## EXERCISE:
Transcribe only what runs from the line containing "Give me the" through the final line below, exactly, and leave every picture out.

::::::::::

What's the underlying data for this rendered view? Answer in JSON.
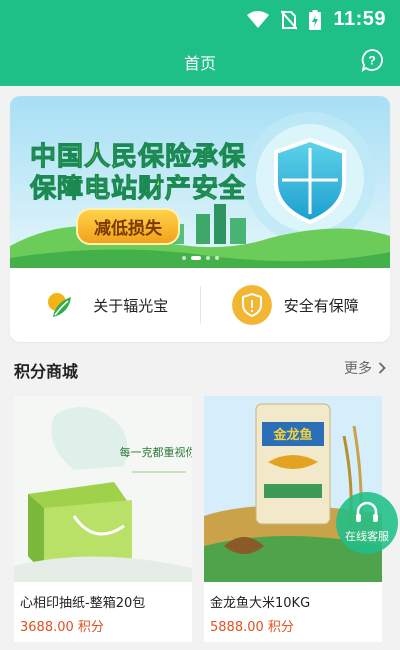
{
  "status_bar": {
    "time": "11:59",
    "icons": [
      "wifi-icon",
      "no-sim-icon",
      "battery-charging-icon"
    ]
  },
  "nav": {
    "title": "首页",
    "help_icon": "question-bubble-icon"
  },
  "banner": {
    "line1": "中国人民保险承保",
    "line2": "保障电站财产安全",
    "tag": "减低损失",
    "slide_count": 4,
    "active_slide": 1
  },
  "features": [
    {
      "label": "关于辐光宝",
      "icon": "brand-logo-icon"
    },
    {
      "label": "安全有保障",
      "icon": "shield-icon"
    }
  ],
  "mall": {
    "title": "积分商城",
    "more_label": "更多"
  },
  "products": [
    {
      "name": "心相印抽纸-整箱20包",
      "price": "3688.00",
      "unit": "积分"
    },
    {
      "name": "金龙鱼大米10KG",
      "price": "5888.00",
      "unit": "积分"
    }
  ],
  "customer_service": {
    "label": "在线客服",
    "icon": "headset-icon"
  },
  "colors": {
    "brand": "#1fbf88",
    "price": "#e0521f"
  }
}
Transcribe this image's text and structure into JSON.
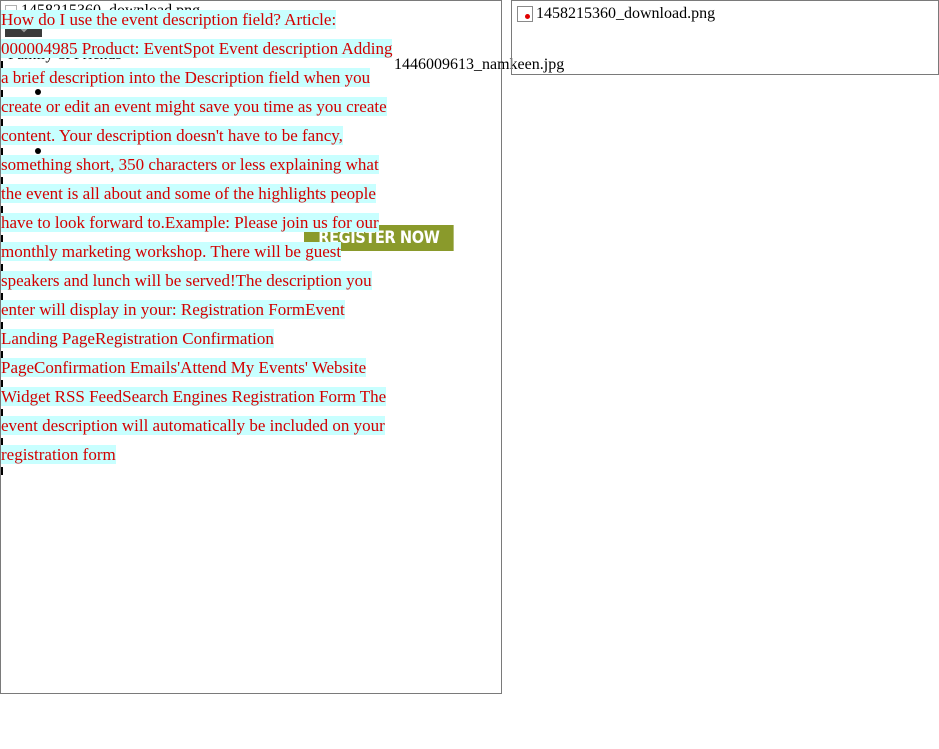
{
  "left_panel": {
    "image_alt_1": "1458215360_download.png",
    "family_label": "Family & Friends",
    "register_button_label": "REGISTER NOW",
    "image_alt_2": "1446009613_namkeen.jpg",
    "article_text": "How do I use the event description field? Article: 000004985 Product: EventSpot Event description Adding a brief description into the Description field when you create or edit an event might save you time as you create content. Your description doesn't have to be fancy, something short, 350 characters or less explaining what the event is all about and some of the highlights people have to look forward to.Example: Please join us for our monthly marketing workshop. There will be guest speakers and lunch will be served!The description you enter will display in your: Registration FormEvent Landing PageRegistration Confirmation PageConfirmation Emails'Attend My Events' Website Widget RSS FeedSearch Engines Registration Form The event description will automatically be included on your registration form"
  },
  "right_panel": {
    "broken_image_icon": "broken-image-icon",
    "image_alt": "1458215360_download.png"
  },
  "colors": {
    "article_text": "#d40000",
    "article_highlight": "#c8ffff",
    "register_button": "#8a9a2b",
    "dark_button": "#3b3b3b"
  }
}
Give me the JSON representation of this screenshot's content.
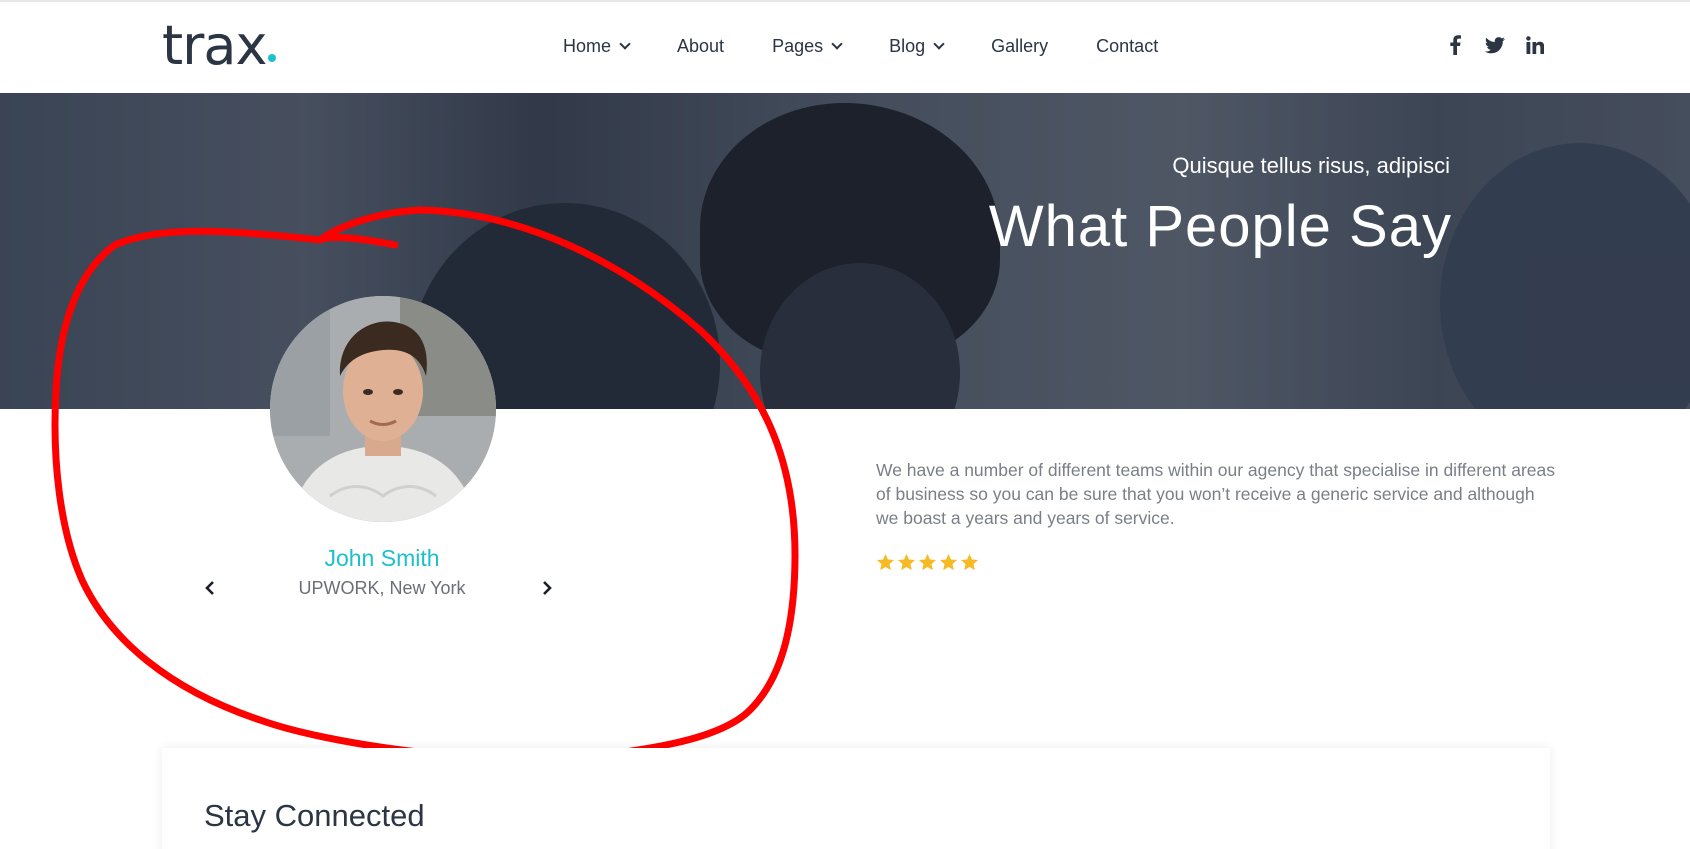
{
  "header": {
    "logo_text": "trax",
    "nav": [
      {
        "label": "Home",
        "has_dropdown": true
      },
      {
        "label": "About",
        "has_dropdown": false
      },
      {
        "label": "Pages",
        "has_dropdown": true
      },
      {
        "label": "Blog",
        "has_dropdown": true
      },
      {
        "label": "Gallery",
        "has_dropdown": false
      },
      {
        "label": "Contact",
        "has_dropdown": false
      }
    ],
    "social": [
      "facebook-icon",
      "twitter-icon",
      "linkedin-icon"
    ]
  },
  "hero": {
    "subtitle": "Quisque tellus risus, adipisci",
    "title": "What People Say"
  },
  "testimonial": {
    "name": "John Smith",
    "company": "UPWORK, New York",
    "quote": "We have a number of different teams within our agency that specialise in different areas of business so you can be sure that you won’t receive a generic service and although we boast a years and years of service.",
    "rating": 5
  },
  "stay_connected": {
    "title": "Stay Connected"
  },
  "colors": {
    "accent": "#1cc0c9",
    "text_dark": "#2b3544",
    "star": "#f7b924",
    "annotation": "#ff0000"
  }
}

::::::::::

## WRITTEN ANSWER:
Give me the JSON representation of this screenshot's content.
{
  "header": {
    "logo_text": "trax",
    "nav": [
      {
        "label": "Home",
        "has_dropdown": true
      },
      {
        "label": "About",
        "has_dropdown": false
      },
      {
        "label": "Pages",
        "has_dropdown": true
      },
      {
        "label": "Blog",
        "has_dropdown": true
      },
      {
        "label": "Gallery",
        "has_dropdown": false
      },
      {
        "label": "Contact",
        "has_dropdown": false
      }
    ],
    "social": [
      "facebook-icon",
      "twitter-icon",
      "linkedin-icon"
    ]
  },
  "hero": {
    "subtitle": "Quisque tellus risus, adipisci",
    "title": "What People Say"
  },
  "testimonial": {
    "name": "John Smith",
    "company": "UPWORK, New York",
    "quote": "We have a number of different teams within our agency that specialise in different areas of business so you can be sure that you won’t receive a generic service and although we boast a years and years of service.",
    "rating": 5
  },
  "stay_connected": {
    "title": "Stay Connected"
  },
  "colors": {
    "accent": "#1cc0c9",
    "text_dark": "#2b3544",
    "star": "#f7b924",
    "annotation": "#ff0000"
  }
}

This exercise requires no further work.